- _Problem_:
Locate all lines with the word "content" and copy them out.

(Chart and figure data)
-=-=-=-=-

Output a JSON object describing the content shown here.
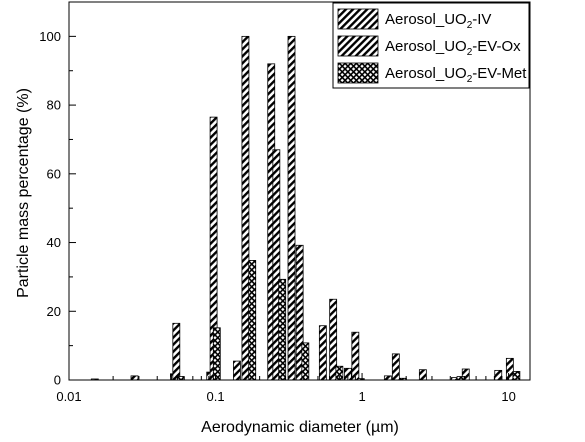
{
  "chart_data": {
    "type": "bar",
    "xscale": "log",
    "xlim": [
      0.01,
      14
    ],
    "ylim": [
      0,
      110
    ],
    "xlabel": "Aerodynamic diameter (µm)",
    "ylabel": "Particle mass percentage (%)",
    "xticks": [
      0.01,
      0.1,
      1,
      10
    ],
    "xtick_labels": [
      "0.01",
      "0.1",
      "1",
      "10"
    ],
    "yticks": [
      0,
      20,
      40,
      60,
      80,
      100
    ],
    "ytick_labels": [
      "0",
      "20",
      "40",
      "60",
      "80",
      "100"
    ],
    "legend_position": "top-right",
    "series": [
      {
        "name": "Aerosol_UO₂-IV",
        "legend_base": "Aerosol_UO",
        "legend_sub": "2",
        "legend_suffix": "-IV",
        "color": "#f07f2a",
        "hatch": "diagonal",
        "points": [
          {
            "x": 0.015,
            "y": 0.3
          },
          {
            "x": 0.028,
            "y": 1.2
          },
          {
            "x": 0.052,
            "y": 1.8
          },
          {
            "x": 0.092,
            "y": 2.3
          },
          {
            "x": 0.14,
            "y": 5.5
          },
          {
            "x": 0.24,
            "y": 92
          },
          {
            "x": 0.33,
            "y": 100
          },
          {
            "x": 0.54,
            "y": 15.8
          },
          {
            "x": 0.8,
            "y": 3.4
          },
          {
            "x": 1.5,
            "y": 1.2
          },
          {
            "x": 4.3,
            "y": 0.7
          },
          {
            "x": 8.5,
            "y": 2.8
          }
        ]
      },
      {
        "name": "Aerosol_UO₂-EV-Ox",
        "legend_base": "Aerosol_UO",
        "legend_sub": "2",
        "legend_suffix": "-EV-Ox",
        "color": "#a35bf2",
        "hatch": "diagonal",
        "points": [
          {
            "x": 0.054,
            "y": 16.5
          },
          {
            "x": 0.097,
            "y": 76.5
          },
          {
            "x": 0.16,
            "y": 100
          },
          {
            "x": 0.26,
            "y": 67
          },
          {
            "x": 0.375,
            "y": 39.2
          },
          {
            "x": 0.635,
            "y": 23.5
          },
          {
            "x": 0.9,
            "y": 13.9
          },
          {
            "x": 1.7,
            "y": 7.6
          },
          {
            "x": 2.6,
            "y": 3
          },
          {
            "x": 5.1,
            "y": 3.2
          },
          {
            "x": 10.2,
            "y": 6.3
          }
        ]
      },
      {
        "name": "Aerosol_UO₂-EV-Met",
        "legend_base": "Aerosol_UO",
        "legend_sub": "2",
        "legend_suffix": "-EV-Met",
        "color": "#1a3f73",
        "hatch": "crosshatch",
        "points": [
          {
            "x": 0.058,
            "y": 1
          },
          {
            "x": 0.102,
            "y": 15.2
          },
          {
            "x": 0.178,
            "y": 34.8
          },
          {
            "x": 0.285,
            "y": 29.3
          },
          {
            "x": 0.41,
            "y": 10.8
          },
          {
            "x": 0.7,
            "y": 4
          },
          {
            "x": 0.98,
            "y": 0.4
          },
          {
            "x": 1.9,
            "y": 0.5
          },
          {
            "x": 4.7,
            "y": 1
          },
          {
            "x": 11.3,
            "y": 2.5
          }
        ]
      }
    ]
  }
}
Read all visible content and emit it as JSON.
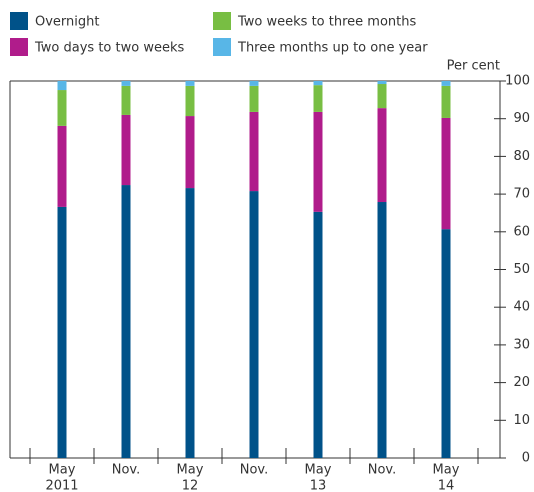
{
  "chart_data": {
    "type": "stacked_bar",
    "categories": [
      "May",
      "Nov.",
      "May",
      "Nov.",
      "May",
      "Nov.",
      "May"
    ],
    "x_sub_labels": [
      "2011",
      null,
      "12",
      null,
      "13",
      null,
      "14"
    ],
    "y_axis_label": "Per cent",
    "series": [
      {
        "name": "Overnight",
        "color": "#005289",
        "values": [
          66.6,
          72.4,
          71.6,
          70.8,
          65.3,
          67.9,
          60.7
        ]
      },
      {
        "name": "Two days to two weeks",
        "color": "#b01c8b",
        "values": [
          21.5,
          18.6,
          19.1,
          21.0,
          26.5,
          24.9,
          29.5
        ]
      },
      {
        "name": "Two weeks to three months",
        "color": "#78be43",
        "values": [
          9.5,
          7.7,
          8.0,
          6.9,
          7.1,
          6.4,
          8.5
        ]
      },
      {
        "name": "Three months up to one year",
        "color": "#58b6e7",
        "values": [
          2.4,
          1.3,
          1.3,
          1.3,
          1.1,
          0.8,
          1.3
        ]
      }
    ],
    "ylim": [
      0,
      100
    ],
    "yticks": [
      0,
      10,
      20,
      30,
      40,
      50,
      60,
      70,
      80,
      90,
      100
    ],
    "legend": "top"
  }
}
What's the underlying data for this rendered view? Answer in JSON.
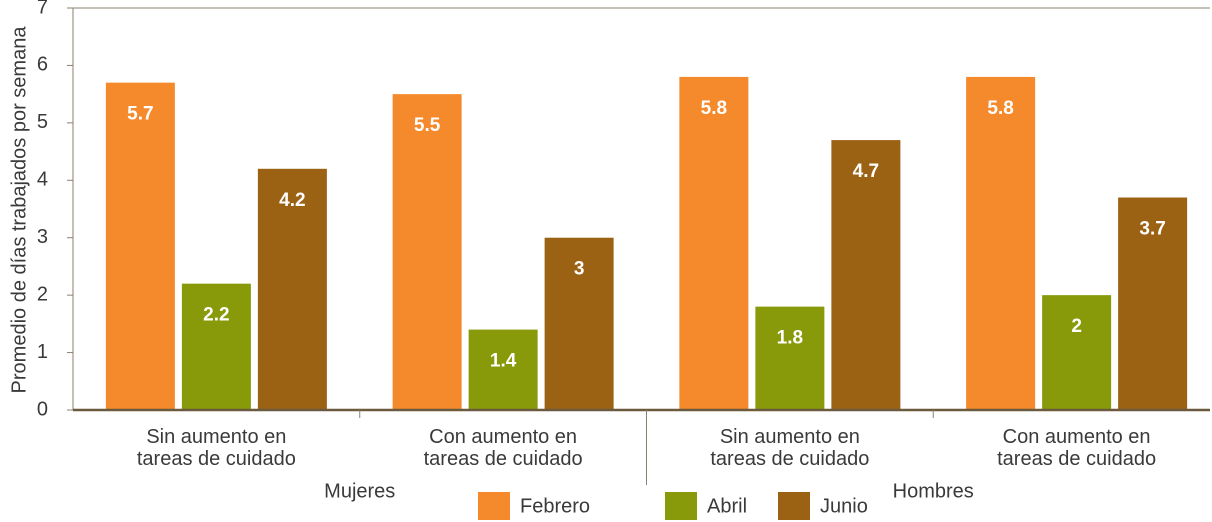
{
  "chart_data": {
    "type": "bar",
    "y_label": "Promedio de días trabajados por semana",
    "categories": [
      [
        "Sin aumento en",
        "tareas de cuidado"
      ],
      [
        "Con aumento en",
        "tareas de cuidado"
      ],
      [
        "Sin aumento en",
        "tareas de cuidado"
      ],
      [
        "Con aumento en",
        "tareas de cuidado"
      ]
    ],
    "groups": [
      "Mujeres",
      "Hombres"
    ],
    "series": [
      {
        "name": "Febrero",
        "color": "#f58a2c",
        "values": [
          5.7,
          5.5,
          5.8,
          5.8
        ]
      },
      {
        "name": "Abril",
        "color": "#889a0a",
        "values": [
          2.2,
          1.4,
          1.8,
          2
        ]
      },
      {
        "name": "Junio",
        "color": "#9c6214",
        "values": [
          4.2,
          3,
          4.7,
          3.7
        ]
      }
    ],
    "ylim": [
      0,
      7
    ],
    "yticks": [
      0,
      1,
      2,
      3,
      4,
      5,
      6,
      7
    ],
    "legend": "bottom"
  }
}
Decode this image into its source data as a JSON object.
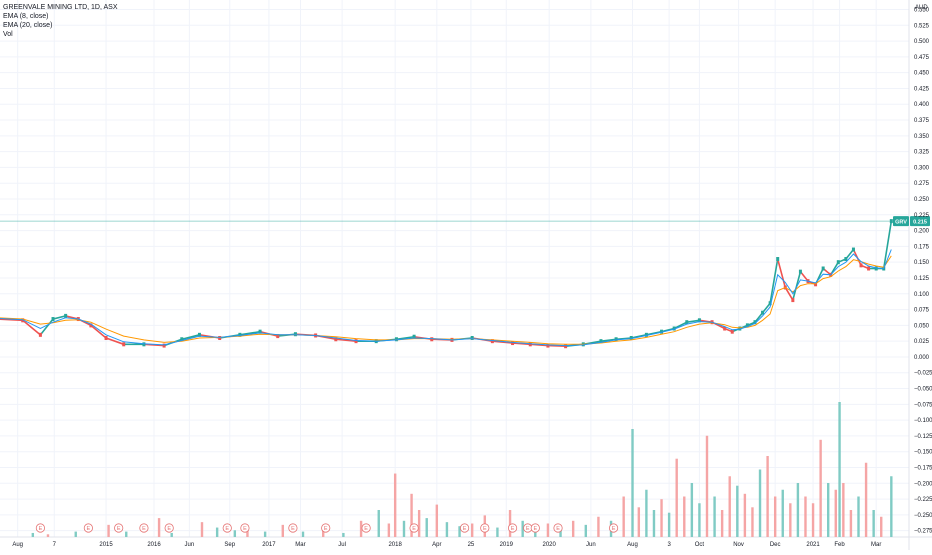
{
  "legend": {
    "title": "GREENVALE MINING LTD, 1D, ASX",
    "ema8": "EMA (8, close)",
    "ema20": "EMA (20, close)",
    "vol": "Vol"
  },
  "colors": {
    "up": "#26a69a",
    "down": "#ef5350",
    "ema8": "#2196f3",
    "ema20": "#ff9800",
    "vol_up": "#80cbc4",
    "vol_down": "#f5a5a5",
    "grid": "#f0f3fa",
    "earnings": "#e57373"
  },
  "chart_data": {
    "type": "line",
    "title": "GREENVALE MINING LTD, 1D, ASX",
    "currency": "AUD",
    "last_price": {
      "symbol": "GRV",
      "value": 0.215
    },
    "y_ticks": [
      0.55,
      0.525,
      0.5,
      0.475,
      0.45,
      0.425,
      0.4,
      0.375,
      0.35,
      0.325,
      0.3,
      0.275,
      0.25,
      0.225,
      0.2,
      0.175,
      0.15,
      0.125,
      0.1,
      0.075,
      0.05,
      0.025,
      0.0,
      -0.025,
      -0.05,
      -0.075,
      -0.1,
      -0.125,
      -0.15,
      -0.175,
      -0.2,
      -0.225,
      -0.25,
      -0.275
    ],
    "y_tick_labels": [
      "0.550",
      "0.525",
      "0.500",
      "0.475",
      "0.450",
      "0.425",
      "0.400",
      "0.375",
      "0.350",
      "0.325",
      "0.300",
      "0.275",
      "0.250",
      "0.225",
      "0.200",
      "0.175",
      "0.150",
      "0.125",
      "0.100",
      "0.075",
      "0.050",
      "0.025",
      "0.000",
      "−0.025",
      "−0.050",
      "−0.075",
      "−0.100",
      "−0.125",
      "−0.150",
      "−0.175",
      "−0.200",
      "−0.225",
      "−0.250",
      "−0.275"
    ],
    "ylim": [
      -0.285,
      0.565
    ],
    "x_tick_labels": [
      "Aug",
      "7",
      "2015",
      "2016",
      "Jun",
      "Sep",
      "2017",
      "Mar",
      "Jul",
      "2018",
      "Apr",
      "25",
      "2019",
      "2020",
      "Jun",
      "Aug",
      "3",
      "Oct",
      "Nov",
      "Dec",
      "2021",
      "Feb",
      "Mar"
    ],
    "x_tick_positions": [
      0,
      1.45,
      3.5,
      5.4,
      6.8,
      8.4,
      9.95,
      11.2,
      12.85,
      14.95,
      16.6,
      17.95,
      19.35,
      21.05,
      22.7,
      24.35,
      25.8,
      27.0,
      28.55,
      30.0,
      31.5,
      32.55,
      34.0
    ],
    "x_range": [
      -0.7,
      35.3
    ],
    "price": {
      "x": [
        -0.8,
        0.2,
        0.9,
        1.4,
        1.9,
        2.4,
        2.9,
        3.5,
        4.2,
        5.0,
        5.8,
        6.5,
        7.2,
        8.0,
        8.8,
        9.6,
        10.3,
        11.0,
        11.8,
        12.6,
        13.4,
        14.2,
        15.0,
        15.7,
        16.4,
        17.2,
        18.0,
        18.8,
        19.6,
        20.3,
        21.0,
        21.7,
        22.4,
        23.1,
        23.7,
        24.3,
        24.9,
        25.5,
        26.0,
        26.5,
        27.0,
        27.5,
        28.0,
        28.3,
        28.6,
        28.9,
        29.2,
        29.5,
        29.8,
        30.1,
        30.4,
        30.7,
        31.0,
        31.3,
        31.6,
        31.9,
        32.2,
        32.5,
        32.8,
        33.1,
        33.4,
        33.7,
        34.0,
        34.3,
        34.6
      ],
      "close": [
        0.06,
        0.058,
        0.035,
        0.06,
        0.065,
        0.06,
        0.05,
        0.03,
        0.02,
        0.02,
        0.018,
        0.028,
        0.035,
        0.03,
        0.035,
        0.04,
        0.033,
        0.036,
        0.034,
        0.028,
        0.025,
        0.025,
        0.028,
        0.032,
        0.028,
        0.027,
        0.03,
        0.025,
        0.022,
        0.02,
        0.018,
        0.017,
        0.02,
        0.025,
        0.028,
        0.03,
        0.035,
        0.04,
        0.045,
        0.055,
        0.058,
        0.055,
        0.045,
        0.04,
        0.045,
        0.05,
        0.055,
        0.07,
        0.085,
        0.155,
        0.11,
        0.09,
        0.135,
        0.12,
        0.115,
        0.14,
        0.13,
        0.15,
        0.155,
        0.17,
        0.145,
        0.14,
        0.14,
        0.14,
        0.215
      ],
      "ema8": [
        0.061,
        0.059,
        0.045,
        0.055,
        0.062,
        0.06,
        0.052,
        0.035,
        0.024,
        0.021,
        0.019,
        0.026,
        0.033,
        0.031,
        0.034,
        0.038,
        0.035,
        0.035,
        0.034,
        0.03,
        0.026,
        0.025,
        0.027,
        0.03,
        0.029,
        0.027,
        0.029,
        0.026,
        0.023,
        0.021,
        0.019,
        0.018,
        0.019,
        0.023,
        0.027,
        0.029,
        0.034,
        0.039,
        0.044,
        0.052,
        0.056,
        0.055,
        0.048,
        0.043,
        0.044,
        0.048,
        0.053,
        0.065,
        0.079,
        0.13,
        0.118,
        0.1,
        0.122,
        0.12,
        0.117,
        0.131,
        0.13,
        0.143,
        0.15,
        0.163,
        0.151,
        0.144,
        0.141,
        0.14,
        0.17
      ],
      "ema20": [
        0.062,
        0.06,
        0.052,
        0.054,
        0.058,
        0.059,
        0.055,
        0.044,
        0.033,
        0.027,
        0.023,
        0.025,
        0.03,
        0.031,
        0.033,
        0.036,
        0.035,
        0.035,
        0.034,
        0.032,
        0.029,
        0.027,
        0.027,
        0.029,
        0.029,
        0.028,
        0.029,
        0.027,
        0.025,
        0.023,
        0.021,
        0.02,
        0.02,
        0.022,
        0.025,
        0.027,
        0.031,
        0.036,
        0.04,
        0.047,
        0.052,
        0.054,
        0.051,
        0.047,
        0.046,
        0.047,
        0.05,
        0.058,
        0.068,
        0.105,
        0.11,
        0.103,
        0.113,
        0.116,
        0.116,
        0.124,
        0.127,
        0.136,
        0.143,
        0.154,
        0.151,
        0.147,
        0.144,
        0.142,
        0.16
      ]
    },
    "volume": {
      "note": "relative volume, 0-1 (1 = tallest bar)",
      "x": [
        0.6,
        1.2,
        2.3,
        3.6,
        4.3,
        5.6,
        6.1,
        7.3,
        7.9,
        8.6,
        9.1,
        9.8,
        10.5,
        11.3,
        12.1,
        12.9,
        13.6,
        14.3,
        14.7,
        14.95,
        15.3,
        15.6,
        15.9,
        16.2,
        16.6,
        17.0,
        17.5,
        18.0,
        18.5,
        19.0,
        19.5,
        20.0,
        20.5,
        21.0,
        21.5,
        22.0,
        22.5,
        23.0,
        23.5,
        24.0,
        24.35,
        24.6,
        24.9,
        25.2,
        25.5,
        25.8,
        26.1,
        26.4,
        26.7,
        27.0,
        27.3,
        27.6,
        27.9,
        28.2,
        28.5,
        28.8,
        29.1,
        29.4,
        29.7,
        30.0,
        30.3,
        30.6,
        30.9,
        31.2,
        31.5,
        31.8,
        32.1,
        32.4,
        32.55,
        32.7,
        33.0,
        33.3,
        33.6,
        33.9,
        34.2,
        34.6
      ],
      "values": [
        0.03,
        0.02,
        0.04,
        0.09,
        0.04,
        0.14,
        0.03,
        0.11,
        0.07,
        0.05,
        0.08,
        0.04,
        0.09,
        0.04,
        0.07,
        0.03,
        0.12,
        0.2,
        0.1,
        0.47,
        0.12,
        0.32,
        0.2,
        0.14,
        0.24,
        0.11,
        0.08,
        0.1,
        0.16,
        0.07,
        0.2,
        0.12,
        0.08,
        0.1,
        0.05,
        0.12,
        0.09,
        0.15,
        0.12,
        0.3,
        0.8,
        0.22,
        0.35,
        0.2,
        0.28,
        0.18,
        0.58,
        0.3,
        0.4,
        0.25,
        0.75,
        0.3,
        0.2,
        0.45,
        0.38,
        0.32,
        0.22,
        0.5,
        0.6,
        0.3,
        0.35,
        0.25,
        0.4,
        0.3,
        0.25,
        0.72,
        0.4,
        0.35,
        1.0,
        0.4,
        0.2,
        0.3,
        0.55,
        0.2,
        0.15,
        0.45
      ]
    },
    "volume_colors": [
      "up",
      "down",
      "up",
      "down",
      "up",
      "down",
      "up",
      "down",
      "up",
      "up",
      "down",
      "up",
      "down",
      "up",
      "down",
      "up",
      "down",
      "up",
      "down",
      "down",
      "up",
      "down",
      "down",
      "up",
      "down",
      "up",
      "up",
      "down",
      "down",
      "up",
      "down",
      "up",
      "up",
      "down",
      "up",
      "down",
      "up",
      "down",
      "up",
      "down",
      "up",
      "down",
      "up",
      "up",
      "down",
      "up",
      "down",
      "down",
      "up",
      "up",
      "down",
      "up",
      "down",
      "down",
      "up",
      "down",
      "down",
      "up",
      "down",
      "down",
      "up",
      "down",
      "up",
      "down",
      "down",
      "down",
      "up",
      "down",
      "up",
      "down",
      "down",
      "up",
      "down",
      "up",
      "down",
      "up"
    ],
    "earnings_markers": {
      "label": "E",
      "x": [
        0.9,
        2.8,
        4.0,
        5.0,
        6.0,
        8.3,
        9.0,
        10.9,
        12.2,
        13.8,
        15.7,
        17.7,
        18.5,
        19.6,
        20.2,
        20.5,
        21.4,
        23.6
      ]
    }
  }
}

-=-=-=-=-

- _Reply_:
Output a JSON object describing the content shown here.
Read all visible content and emit it as JSON.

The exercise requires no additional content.